◆ **Work to do**: Leaving out all images, write out the records that follow exactly.
══════════════════════════════
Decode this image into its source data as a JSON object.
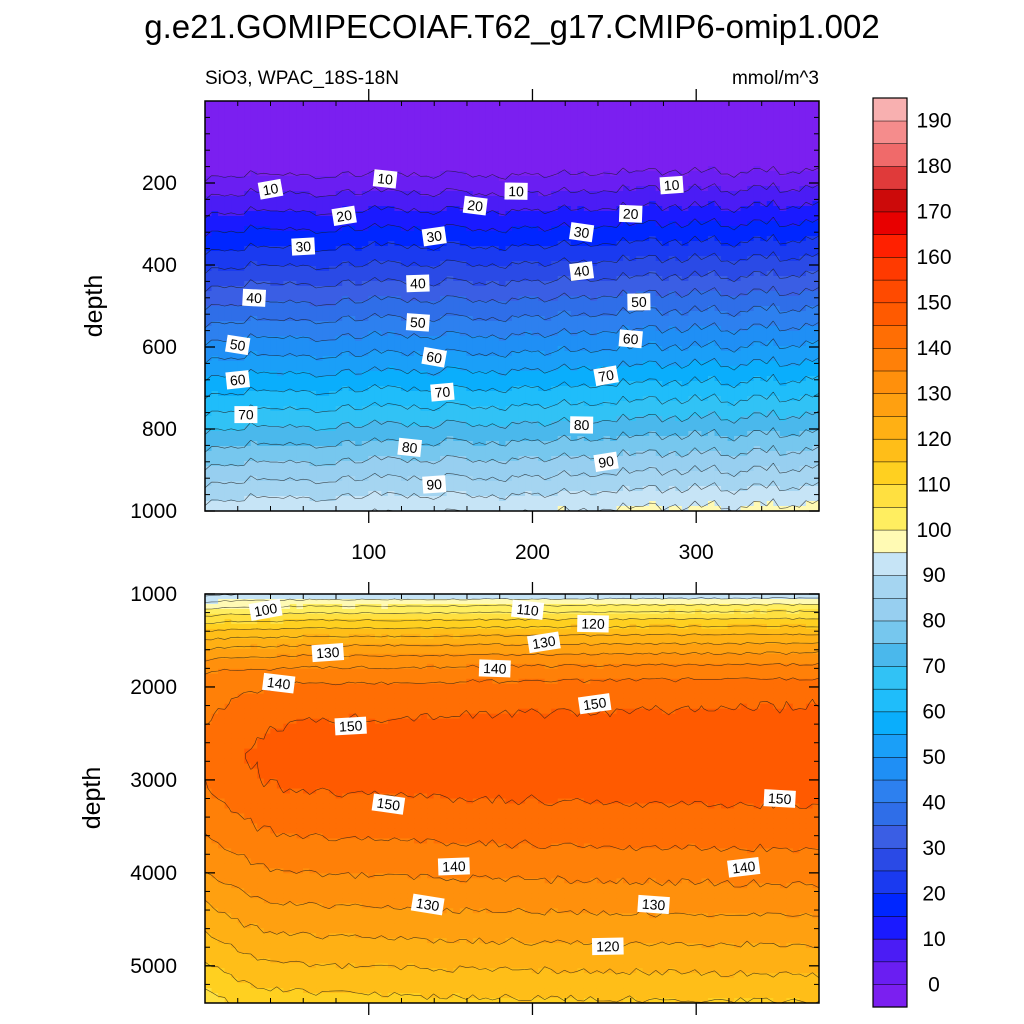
{
  "chart_data": {
    "type": "contour",
    "title": "g.e21.GOMIPECOIAF.T62_g17.CMIP6-omip1.002",
    "subtitle_left": "SiO3, WPAC_18S-18N",
    "subtitle_right": "mmol/m^3",
    "colorbar": {
      "levels": [
        0,
        5,
        10,
        15,
        20,
        25,
        30,
        35,
        40,
        45,
        50,
        55,
        60,
        65,
        70,
        75,
        80,
        85,
        90,
        95,
        100,
        105,
        110,
        115,
        120,
        125,
        130,
        135,
        140,
        145,
        150,
        155,
        160,
        165,
        170,
        175,
        180,
        185,
        190,
        195
      ],
      "tick_labels": [
        "0",
        "10",
        "20",
        "30",
        "40",
        "50",
        "60",
        "70",
        "80",
        "90",
        "100",
        "110",
        "120",
        "130",
        "140",
        "150",
        "160",
        "170",
        "180",
        "190"
      ],
      "colors": [
        "#7b1ff0",
        "#6a1ef2",
        "#4b1cf5",
        "#1a1aff",
        "#0026ff",
        "#1a3af0",
        "#2a4ae6",
        "#3a5ee4",
        "#2f6ee8",
        "#2d80ef",
        "#1f8ff5",
        "#1a9ff8",
        "#0aaefc",
        "#1fbdfa",
        "#31c2f5",
        "#4ab8ec",
        "#76c7ee",
        "#97cff0",
        "#a5d5f1",
        "#c6e4f6",
        "#fffab4",
        "#ffee60",
        "#ffe040",
        "#ffd020",
        "#ffbe18",
        "#ffb014",
        "#ffa010",
        "#ff900c",
        "#ff8008",
        "#ff6e04",
        "#ff5a00",
        "#ff4a00",
        "#ff3a00",
        "#ff2000",
        "#e80000",
        "#cc0a0a",
        "#e03a3a",
        "#f06a6a",
        "#f58c8c",
        "#f8b0b0"
      ]
    },
    "panels": [
      {
        "name": "upper",
        "ylabel": "depth",
        "ylim": [
          0,
          1000
        ],
        "xlim": [
          0,
          375
        ],
        "yticks": [
          200,
          400,
          600,
          800,
          1000
        ],
        "xticks": [
          100,
          200,
          300
        ],
        "contour_labels": [
          {
            "text": "10",
            "x": 40,
            "y": 215
          },
          {
            "text": "10",
            "x": 110,
            "y": 190
          },
          {
            "text": "10",
            "x": 190,
            "y": 220
          },
          {
            "text": "10",
            "x": 285,
            "y": 205
          },
          {
            "text": "20",
            "x": 85,
            "y": 280
          },
          {
            "text": "20",
            "x": 165,
            "y": 255
          },
          {
            "text": "20",
            "x": 260,
            "y": 275
          },
          {
            "text": "30",
            "x": 60,
            "y": 355
          },
          {
            "text": "30",
            "x": 140,
            "y": 330
          },
          {
            "text": "30",
            "x": 230,
            "y": 320
          },
          {
            "text": "40",
            "x": 30,
            "y": 480
          },
          {
            "text": "40",
            "x": 130,
            "y": 445
          },
          {
            "text": "40",
            "x": 230,
            "y": 415
          },
          {
            "text": "50",
            "x": 20,
            "y": 595
          },
          {
            "text": "50",
            "x": 130,
            "y": 540
          },
          {
            "text": "50",
            "x": 265,
            "y": 490
          },
          {
            "text": "60",
            "x": 20,
            "y": 680
          },
          {
            "text": "60",
            "x": 140,
            "y": 625
          },
          {
            "text": "60",
            "x": 260,
            "y": 580
          },
          {
            "text": "70",
            "x": 25,
            "y": 765
          },
          {
            "text": "70",
            "x": 145,
            "y": 710
          },
          {
            "text": "70",
            "x": 245,
            "y": 670
          },
          {
            "text": "80",
            "x": 125,
            "y": 845
          },
          {
            "text": "80",
            "x": 230,
            "y": 790
          },
          {
            "text": "90",
            "x": 140,
            "y": 935
          },
          {
            "text": "90",
            "x": 245,
            "y": 880
          }
        ]
      },
      {
        "name": "lower",
        "ylabel": "depth",
        "ylim": [
          1000,
          5400
        ],
        "xlim": [
          0,
          375
        ],
        "yticks": [
          1000,
          2000,
          3000,
          4000,
          5000
        ],
        "xticks": [
          100,
          200,
          300
        ],
        "contour_labels": [
          {
            "text": "100",
            "x": 37,
            "y": 1170
          },
          {
            "text": "110",
            "x": 197,
            "y": 1170
          },
          {
            "text": "120",
            "x": 237,
            "y": 1320
          },
          {
            "text": "130",
            "x": 75,
            "y": 1630
          },
          {
            "text": "130",
            "x": 207,
            "y": 1520
          },
          {
            "text": "140",
            "x": 45,
            "y": 1960
          },
          {
            "text": "140",
            "x": 177,
            "y": 1800
          },
          {
            "text": "150",
            "x": 89,
            "y": 2420
          },
          {
            "text": "150",
            "x": 238,
            "y": 2180
          },
          {
            "text": "150",
            "x": 112,
            "y": 3260
          },
          {
            "text": "150",
            "x": 351,
            "y": 3200
          },
          {
            "text": "140",
            "x": 152,
            "y": 3930
          },
          {
            "text": "140",
            "x": 329,
            "y": 3940
          },
          {
            "text": "130",
            "x": 136,
            "y": 4340
          },
          {
            "text": "130",
            "x": 274,
            "y": 4340
          },
          {
            "text": "120",
            "x": 246,
            "y": 4790
          }
        ]
      }
    ]
  }
}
══════════════════════════════
◆ **The answer**:
Decode this image into its source data as a JSON object.
{
  "chart_data": {
    "type": "contour",
    "title": "g.e21.GOMIPECOIAF.T62_g17.CMIP6-omip1.002",
    "subtitle_left": "SiO3, WPAC_18S-18N",
    "subtitle_right": "mmol/m^3",
    "colorbar": {
      "levels": [
        0,
        5,
        10,
        15,
        20,
        25,
        30,
        35,
        40,
        45,
        50,
        55,
        60,
        65,
        70,
        75,
        80,
        85,
        90,
        95,
        100,
        105,
        110,
        115,
        120,
        125,
        130,
        135,
        140,
        145,
        150,
        155,
        160,
        165,
        170,
        175,
        180,
        185,
        190,
        195
      ],
      "tick_labels": [
        "0",
        "10",
        "20",
        "30",
        "40",
        "50",
        "60",
        "70",
        "80",
        "90",
        "100",
        "110",
        "120",
        "130",
        "140",
        "150",
        "160",
        "170",
        "180",
        "190"
      ],
      "colors": [
        "#7b1ff0",
        "#6a1ef2",
        "#4b1cf5",
        "#1a1aff",
        "#0026ff",
        "#1a3af0",
        "#2a4ae6",
        "#3a5ee4",
        "#2f6ee8",
        "#2d80ef",
        "#1f8ff5",
        "#1a9ff8",
        "#0aaefc",
        "#1fbdfa",
        "#31c2f5",
        "#4ab8ec",
        "#76c7ee",
        "#97cff0",
        "#a5d5f1",
        "#c6e4f6",
        "#fffab4",
        "#ffee60",
        "#ffe040",
        "#ffd020",
        "#ffbe18",
        "#ffb014",
        "#ffa010",
        "#ff900c",
        "#ff8008",
        "#ff6e04",
        "#ff5a00",
        "#ff4a00",
        "#ff3a00",
        "#ff2000",
        "#e80000",
        "#cc0a0a",
        "#e03a3a",
        "#f06a6a",
        "#f58c8c",
        "#f8b0b0"
      ]
    },
    "panels": [
      {
        "name": "upper",
        "ylabel": "depth",
        "ylim": [
          0,
          1000
        ],
        "xlim": [
          0,
          375
        ],
        "yticks": [
          200,
          400,
          600,
          800,
          1000
        ],
        "xticks": [
          100,
          200,
          300
        ],
        "contour_labels": [
          {
            "text": "10",
            "x": 40,
            "y": 215
          },
          {
            "text": "10",
            "x": 110,
            "y": 190
          },
          {
            "text": "10",
            "x": 190,
            "y": 220
          },
          {
            "text": "10",
            "x": 285,
            "y": 205
          },
          {
            "text": "20",
            "x": 85,
            "y": 280
          },
          {
            "text": "20",
            "x": 165,
            "y": 255
          },
          {
            "text": "20",
            "x": 260,
            "y": 275
          },
          {
            "text": "30",
            "x": 60,
            "y": 355
          },
          {
            "text": "30",
            "x": 140,
            "y": 330
          },
          {
            "text": "30",
            "x": 230,
            "y": 320
          },
          {
            "text": "40",
            "x": 30,
            "y": 480
          },
          {
            "text": "40",
            "x": 130,
            "y": 445
          },
          {
            "text": "40",
            "x": 230,
            "y": 415
          },
          {
            "text": "50",
            "x": 20,
            "y": 595
          },
          {
            "text": "50",
            "x": 130,
            "y": 540
          },
          {
            "text": "50",
            "x": 265,
            "y": 490
          },
          {
            "text": "60",
            "x": 20,
            "y": 680
          },
          {
            "text": "60",
            "x": 140,
            "y": 625
          },
          {
            "text": "60",
            "x": 260,
            "y": 580
          },
          {
            "text": "70",
            "x": 25,
            "y": 765
          },
          {
            "text": "70",
            "x": 145,
            "y": 710
          },
          {
            "text": "70",
            "x": 245,
            "y": 670
          },
          {
            "text": "80",
            "x": 125,
            "y": 845
          },
          {
            "text": "80",
            "x": 230,
            "y": 790
          },
          {
            "text": "90",
            "x": 140,
            "y": 935
          },
          {
            "text": "90",
            "x": 245,
            "y": 880
          }
        ]
      },
      {
        "name": "lower",
        "ylabel": "depth",
        "ylim": [
          1000,
          5400
        ],
        "xlim": [
          0,
          375
        ],
        "yticks": [
          1000,
          2000,
          3000,
          4000,
          5000
        ],
        "xticks": [
          100,
          200,
          300
        ],
        "contour_labels": [
          {
            "text": "100",
            "x": 37,
            "y": 1170
          },
          {
            "text": "110",
            "x": 197,
            "y": 1170
          },
          {
            "text": "120",
            "x": 237,
            "y": 1320
          },
          {
            "text": "130",
            "x": 75,
            "y": 1630
          },
          {
            "text": "130",
            "x": 207,
            "y": 1520
          },
          {
            "text": "140",
            "x": 45,
            "y": 1960
          },
          {
            "text": "140",
            "x": 177,
            "y": 1800
          },
          {
            "text": "150",
            "x": 89,
            "y": 2420
          },
          {
            "text": "150",
            "x": 238,
            "y": 2180
          },
          {
            "text": "150",
            "x": 112,
            "y": 3260
          },
          {
            "text": "150",
            "x": 351,
            "y": 3200
          },
          {
            "text": "140",
            "x": 152,
            "y": 3930
          },
          {
            "text": "140",
            "x": 329,
            "y": 3940
          },
          {
            "text": "130",
            "x": 136,
            "y": 4340
          },
          {
            "text": "130",
            "x": 274,
            "y": 4340
          },
          {
            "text": "120",
            "x": 246,
            "y": 4790
          }
        ]
      }
    ]
  }
}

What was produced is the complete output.